***** Given data
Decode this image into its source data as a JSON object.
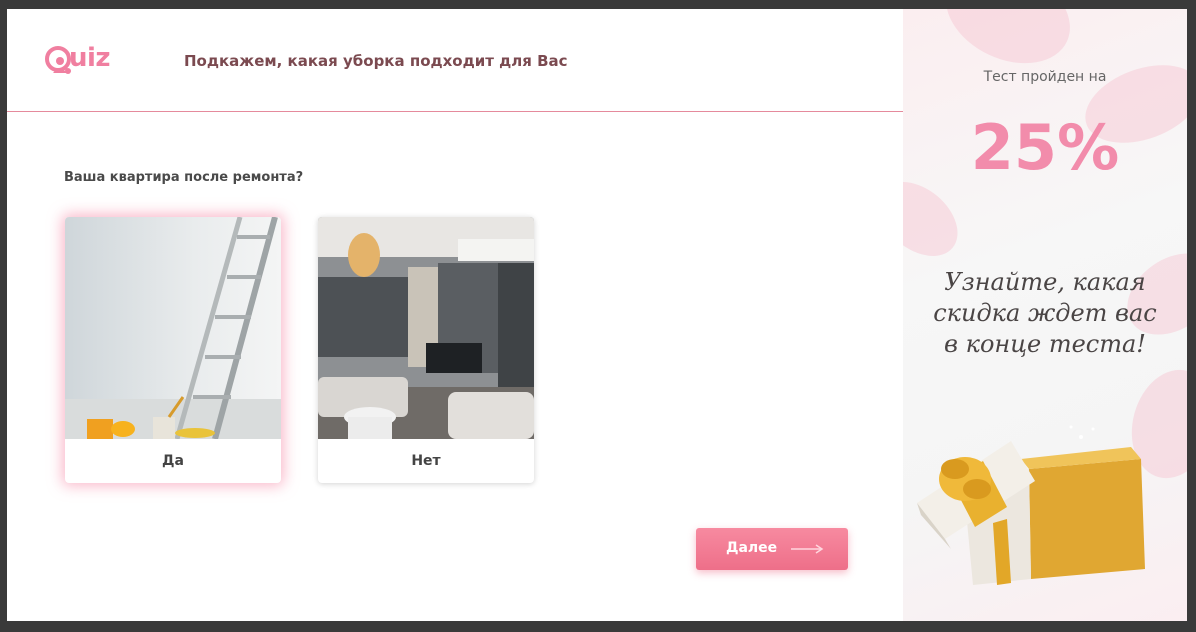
{
  "header": {
    "logo_text": "uiz",
    "title": "Подкажем, какая уборка подходит для Вас"
  },
  "question": "Ваша квартира после ремонта?",
  "options": [
    {
      "label": "Да",
      "selected": true
    },
    {
      "label": "Нет",
      "selected": false
    }
  ],
  "next_button": {
    "label": "Далее"
  },
  "sidebar": {
    "progress_caption": "Тест пройден на",
    "progress_value": "25%",
    "promo_text": "Узнайте, какая скидка ждет вас в конце теста!"
  },
  "colors": {
    "accent": "#f07fa0",
    "title": "#7b4a50",
    "button": "#ee6f89"
  },
  "icons": [
    "quiz-logo-icon",
    "arrow-right-icon",
    "gift-box-icon"
  ]
}
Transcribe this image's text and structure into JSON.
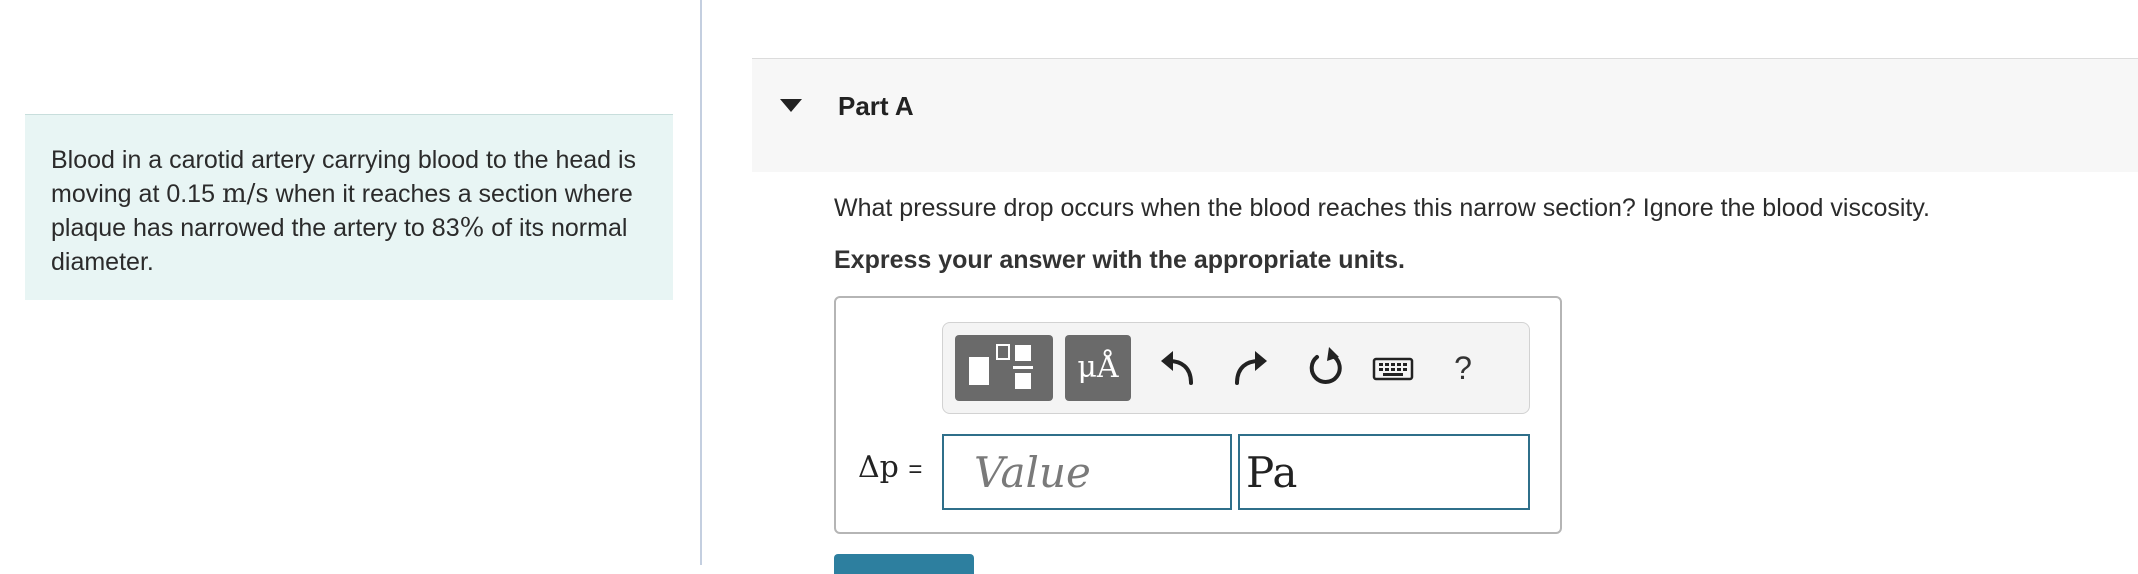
{
  "problem": {
    "segments": [
      {
        "text": "Blood in a carotid artery carrying blood to the head is moving at 0.15 ",
        "math": false
      },
      {
        "text": "m/s",
        "math": true
      },
      {
        "text": " when it reaches a section where plaque has narrowed the artery to 83",
        "math": false
      },
      {
        "text": "%",
        "math": true
      },
      {
        "text": " of its normal diameter.",
        "math": false
      }
    ]
  },
  "part": {
    "title": "Part A"
  },
  "question": "What pressure drop occurs when the blood reaches this narrow section? Ignore the blood viscosity.",
  "instruction": "Express your answer with the appropriate units.",
  "toolbar": {
    "units_label": "μÅ",
    "help_label": "?",
    "icons": [
      "templates-icon",
      "units-icon",
      "undo-icon",
      "redo-icon",
      "reset-icon",
      "keyboard-icon",
      "help-icon"
    ]
  },
  "answer": {
    "variable": "Δp",
    "equals": "=",
    "value_placeholder": "Value",
    "unit_value": "Pa"
  },
  "colors": {
    "problem_bg": "#e8f5f4",
    "input_border": "#2f6f8a",
    "button_gray": "#6a6a6a",
    "submit": "#2d7f9f"
  }
}
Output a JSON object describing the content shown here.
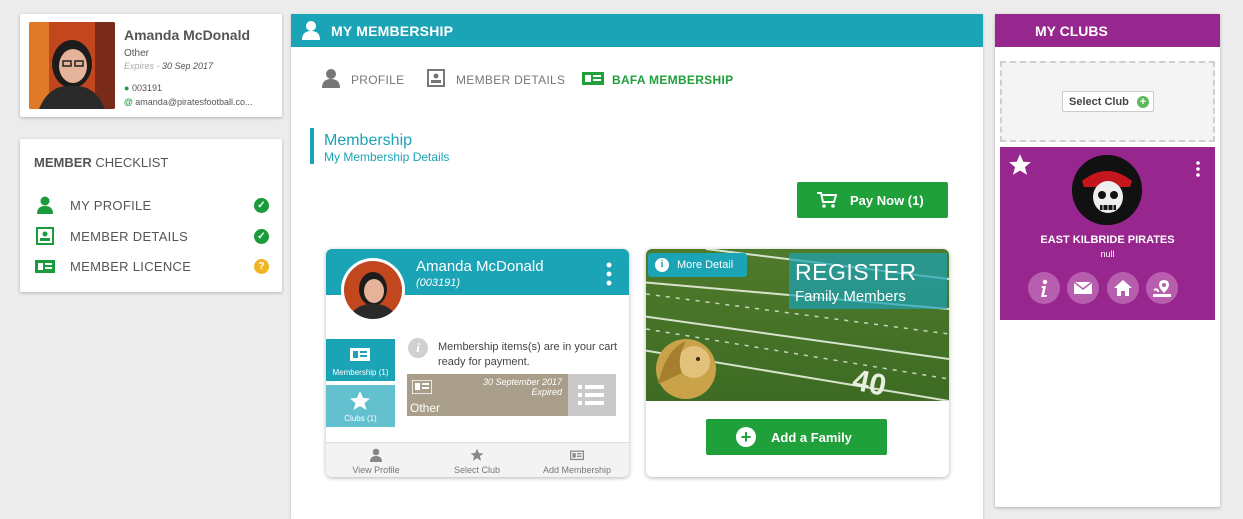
{
  "profile": {
    "name": "Amanda McDonald",
    "role": "Other",
    "expires_label": "Expires - ",
    "expires_date": "30 Sep 2017",
    "member_id": "003191",
    "email": "amanda@piratesfootball.co..."
  },
  "checklist": {
    "title_bold": "MEMBER",
    "title_rest": " CHECKLIST",
    "items": [
      {
        "label": "MY PROFILE",
        "status": "complete",
        "status_color": "#1a9b3c"
      },
      {
        "label": "MEMBER DETAILS",
        "status": "complete",
        "status_color": "#1a9b3c"
      },
      {
        "label": "MEMBER LICENCE",
        "status": "pending",
        "status_color": "#f0b323"
      }
    ]
  },
  "main": {
    "title": "MY MEMBERSHIP",
    "tabs": [
      {
        "label": "PROFILE",
        "active": false
      },
      {
        "label": "MEMBER DETAILS",
        "active": false
      },
      {
        "label": "BAFA MEMBERSHIP",
        "active": true
      }
    ],
    "section_title": "Membership",
    "section_subtitle": "My Membership Details",
    "pay_button": "Pay Now (1)"
  },
  "member_card": {
    "name": "Amanda McDonald",
    "id": "(003191)",
    "side_tabs": [
      "Membership (1)",
      "Clubs (1)"
    ],
    "info_text": "Membership items(s) are in your cart ready for payment.",
    "membership_date": "30 September 2017",
    "membership_status": "Expired",
    "membership_type": "Other",
    "footer": [
      "View Profile",
      "Select Club",
      "Add Membership"
    ]
  },
  "register_card": {
    "more_detail": "More Detail",
    "title": "REGISTER",
    "subtitle": "Family Members",
    "field_marking": "40",
    "button": "Add a Family"
  },
  "clubs": {
    "title": "MY CLUBS",
    "select_button": "Select Club",
    "club_name": "EAST KILBRIDE PIRATES",
    "club_sub": "null"
  },
  "colors": {
    "teal": "#1ba3b6",
    "green": "#1fa03b",
    "purple": "#97268e"
  }
}
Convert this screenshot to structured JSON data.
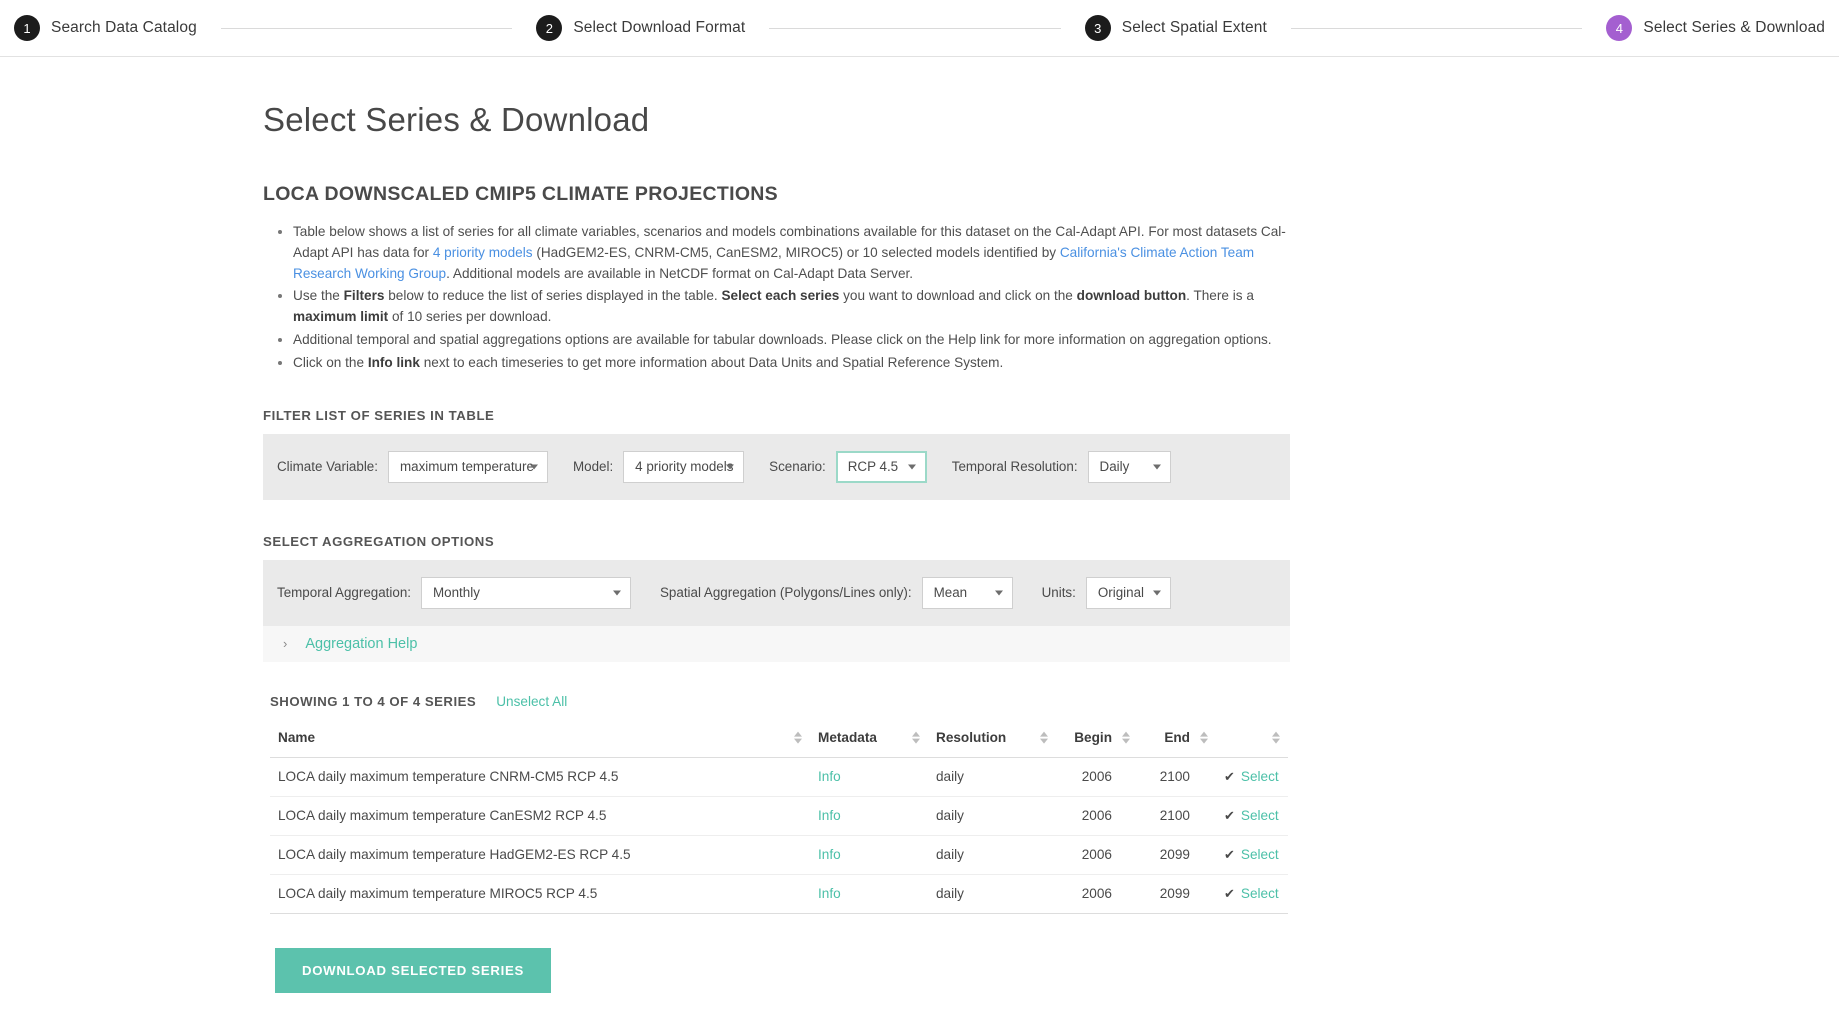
**********
Set out every line from the material that contains the string "Family".

→ **The answer**:
    "subtitle": "Family Members",
    "button": "Add a Family"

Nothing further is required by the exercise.